• [What is being asked]:
Copy out the entries character for character, starting at the very first line and ending with the line that contains "tutor-items: 進路指導 <box>476 560 574 594</box>", including both of those lines and nothing beyond them.

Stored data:
......
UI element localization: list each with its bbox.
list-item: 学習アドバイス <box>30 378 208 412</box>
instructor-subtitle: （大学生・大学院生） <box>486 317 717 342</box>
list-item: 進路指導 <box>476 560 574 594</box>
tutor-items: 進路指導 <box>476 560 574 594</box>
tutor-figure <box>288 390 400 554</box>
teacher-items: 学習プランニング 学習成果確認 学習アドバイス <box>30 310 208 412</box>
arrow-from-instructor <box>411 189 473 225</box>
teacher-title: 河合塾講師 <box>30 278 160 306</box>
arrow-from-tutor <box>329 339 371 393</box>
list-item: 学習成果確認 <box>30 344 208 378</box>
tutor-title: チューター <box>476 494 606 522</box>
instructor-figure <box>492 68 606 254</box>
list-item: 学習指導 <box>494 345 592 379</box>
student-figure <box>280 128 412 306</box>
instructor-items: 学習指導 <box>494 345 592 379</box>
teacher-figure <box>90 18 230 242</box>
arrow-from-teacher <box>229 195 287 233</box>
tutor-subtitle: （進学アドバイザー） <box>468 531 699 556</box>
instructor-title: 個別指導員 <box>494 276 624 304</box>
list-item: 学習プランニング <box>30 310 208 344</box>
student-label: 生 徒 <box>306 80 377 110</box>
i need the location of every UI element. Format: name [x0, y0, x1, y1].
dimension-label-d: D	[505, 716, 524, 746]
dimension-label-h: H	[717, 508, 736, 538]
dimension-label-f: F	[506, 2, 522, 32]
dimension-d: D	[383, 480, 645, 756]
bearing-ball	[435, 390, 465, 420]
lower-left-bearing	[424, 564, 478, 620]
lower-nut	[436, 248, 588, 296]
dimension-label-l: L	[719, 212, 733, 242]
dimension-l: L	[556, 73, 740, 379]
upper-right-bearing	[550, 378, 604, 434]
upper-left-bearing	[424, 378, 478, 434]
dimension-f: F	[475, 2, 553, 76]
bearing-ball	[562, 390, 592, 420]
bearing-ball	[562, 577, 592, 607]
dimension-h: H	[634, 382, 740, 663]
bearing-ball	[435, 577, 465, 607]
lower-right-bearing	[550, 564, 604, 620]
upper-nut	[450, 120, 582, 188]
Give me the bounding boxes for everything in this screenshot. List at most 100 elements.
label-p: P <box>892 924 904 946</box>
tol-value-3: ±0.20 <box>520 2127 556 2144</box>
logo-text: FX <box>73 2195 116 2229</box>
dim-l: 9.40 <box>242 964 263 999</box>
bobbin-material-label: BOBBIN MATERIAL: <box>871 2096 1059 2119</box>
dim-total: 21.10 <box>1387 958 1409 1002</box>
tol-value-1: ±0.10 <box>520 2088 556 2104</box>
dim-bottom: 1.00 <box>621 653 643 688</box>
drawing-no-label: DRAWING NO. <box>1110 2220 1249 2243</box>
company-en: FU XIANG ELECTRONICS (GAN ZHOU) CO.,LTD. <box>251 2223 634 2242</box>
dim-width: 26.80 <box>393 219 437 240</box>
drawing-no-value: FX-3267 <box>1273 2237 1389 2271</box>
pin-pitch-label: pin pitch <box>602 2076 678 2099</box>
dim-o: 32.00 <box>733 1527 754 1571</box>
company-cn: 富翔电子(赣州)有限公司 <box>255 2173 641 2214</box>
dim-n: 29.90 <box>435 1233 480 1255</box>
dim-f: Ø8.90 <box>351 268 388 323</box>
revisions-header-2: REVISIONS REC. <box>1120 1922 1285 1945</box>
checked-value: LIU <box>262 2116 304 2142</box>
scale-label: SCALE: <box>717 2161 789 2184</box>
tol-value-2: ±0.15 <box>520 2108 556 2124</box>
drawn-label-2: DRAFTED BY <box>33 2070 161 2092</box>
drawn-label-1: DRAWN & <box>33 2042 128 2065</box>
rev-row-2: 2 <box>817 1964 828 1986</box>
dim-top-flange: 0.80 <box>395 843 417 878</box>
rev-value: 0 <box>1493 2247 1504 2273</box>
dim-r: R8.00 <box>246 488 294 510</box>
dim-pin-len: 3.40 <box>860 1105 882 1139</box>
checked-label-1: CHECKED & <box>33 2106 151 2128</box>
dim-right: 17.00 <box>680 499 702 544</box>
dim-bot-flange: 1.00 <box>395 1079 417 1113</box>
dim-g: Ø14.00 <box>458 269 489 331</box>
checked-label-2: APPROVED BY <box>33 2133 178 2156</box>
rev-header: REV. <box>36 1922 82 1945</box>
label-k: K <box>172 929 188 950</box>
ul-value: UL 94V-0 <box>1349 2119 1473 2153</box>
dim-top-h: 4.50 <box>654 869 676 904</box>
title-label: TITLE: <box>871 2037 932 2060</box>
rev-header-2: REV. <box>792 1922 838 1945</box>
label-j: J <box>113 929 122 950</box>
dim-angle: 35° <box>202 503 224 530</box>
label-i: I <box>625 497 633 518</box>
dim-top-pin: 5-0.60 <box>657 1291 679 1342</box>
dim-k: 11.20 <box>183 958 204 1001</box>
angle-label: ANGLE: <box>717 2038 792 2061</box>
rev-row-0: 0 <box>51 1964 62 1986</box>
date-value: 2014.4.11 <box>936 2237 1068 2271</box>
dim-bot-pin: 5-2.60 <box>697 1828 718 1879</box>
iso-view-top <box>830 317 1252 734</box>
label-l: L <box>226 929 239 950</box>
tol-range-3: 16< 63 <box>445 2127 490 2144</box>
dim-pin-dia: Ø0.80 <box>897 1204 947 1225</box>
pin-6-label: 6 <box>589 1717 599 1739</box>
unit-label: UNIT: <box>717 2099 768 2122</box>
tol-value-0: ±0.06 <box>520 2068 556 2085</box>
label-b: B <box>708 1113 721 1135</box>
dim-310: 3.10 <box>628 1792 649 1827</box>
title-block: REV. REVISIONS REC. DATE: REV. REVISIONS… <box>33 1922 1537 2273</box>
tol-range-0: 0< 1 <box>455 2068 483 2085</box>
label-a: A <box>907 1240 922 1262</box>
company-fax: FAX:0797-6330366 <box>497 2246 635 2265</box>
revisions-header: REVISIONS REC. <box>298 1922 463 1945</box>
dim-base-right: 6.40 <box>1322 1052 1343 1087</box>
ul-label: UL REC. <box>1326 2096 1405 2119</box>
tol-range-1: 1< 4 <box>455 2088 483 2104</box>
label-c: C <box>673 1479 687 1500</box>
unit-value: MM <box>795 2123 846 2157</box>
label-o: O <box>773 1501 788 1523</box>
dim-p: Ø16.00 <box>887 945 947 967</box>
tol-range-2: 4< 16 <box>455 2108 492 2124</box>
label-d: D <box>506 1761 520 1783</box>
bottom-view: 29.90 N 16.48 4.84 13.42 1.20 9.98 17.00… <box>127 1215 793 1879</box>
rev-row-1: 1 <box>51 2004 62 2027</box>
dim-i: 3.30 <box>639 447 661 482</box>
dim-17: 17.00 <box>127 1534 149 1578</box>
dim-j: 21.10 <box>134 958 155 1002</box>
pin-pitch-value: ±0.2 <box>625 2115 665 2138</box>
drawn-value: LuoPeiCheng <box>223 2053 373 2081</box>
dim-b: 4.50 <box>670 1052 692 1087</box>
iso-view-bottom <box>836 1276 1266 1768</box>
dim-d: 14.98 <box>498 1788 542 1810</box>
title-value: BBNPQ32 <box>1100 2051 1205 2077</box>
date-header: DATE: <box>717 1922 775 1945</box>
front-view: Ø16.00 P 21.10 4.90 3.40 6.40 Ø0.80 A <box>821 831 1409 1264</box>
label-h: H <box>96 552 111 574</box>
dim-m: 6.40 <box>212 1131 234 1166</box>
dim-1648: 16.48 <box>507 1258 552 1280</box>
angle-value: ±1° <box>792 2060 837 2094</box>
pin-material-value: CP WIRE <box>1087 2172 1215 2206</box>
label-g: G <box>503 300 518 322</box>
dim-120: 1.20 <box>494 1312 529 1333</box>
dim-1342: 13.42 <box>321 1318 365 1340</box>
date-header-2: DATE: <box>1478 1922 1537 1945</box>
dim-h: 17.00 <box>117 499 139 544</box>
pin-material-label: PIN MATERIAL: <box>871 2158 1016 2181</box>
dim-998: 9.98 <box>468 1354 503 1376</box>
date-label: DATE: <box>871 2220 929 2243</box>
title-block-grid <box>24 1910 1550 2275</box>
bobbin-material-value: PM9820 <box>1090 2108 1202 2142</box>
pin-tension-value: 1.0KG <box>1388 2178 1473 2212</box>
......
• [Solution]:
UI element localization: list each with its bbox.
list-item: 学習アドバイス <box>30 378 208 412</box>
instructor-subtitle: （大学生・大学院生） <box>486 317 717 342</box>
list-item: 進路指導 <box>476 560 574 594</box>
tutor-items: 進路指導 <box>476 560 574 594</box>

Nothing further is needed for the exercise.